## THE PROBLEM
Wherever the word "this" appears in a line, extract that line.

## PROVIDED DATA

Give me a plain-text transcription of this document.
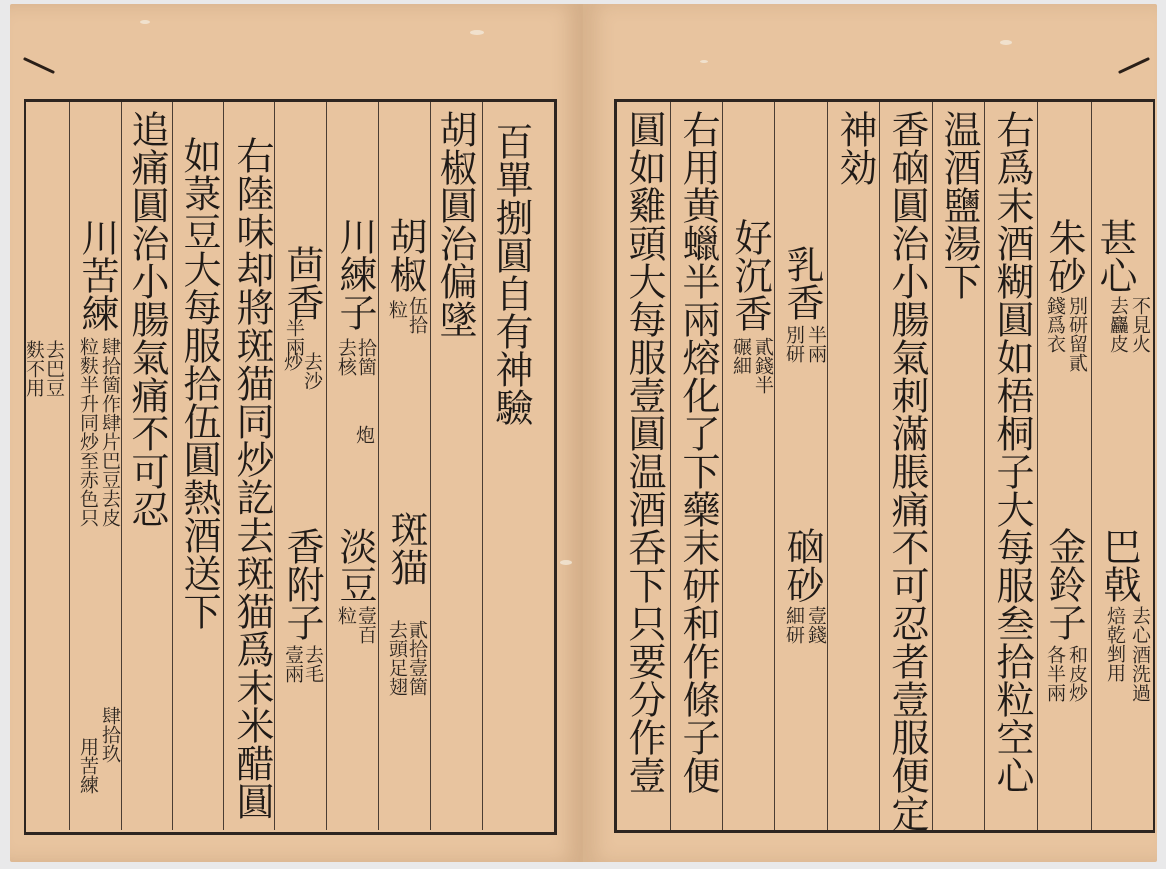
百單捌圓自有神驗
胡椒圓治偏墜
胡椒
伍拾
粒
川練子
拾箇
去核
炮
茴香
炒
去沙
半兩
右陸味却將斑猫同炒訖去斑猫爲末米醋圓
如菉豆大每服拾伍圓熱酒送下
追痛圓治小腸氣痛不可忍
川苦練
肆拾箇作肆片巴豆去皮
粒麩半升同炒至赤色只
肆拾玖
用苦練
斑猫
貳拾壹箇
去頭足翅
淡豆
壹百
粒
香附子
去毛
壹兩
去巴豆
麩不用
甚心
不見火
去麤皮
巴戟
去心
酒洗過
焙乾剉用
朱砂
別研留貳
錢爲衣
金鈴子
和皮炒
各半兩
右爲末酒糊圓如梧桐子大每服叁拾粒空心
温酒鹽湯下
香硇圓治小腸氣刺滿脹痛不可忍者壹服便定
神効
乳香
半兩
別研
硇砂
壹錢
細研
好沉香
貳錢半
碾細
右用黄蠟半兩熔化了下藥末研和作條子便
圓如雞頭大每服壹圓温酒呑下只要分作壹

--

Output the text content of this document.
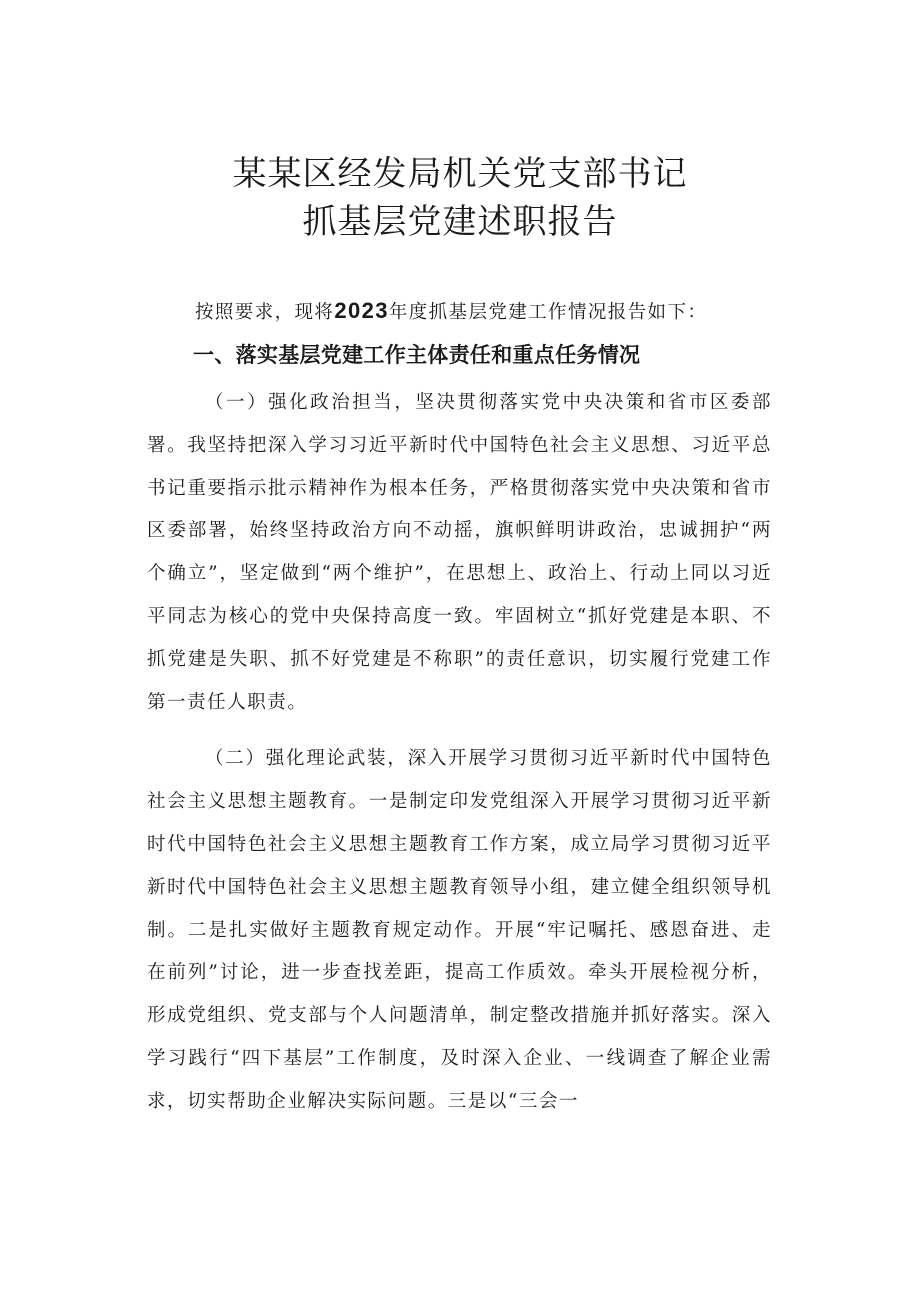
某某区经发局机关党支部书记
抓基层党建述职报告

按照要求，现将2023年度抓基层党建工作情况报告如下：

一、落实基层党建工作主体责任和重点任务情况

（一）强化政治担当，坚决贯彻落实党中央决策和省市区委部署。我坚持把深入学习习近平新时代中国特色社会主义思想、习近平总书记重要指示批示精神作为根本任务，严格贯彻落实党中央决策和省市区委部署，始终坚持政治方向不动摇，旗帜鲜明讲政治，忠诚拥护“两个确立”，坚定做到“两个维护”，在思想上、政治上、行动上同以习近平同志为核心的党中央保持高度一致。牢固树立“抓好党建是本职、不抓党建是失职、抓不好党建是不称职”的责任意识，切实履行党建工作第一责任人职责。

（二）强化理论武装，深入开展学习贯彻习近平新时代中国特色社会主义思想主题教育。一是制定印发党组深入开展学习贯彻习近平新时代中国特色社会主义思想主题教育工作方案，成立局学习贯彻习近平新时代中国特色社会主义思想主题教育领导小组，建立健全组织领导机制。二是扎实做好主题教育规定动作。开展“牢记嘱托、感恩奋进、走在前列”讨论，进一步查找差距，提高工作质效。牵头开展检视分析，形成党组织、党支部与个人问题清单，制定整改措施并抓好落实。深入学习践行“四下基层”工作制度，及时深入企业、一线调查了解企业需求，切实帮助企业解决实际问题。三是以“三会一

## FINISHED TASK
Give me a plain-text transcription of this document.
Output the text content of this document.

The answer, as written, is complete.